** START Given records **

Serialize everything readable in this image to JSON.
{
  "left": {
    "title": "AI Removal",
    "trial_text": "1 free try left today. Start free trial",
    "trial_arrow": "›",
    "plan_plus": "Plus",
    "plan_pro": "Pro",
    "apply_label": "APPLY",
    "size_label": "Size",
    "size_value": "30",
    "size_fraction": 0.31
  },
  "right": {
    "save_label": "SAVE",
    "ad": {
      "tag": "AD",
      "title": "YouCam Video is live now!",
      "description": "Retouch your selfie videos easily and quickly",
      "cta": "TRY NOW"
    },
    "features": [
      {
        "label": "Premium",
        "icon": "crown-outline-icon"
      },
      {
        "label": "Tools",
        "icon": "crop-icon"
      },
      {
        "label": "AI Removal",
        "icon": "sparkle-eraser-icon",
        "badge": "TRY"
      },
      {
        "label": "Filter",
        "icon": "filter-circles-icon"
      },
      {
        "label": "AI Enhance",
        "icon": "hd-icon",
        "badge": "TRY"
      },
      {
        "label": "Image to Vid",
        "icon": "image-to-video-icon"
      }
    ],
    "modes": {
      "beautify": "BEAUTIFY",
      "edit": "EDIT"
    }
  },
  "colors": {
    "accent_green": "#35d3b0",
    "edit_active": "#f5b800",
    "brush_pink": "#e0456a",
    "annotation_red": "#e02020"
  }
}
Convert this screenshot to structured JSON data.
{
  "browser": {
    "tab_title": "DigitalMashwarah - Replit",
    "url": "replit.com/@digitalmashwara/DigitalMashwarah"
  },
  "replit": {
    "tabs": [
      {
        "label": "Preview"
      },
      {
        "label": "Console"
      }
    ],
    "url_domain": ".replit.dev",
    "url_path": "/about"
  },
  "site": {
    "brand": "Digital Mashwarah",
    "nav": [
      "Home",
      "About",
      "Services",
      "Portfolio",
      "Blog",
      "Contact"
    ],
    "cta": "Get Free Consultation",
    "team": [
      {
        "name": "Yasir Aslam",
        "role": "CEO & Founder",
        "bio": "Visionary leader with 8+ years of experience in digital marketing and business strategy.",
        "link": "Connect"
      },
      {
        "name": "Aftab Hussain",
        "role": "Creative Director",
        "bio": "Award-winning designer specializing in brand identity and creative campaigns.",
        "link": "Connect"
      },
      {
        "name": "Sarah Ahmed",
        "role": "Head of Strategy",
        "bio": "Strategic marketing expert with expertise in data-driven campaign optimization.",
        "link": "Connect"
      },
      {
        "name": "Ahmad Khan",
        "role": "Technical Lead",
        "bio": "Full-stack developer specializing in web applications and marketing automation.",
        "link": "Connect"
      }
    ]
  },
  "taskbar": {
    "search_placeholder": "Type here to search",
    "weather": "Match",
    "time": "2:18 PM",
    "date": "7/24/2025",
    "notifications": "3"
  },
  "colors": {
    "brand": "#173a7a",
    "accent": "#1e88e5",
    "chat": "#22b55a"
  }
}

** END Given records **

→ What you are asked to do:
Establish how many lines of the records contain the string "icon" and state that number without elaboration.

→ Solution below:
6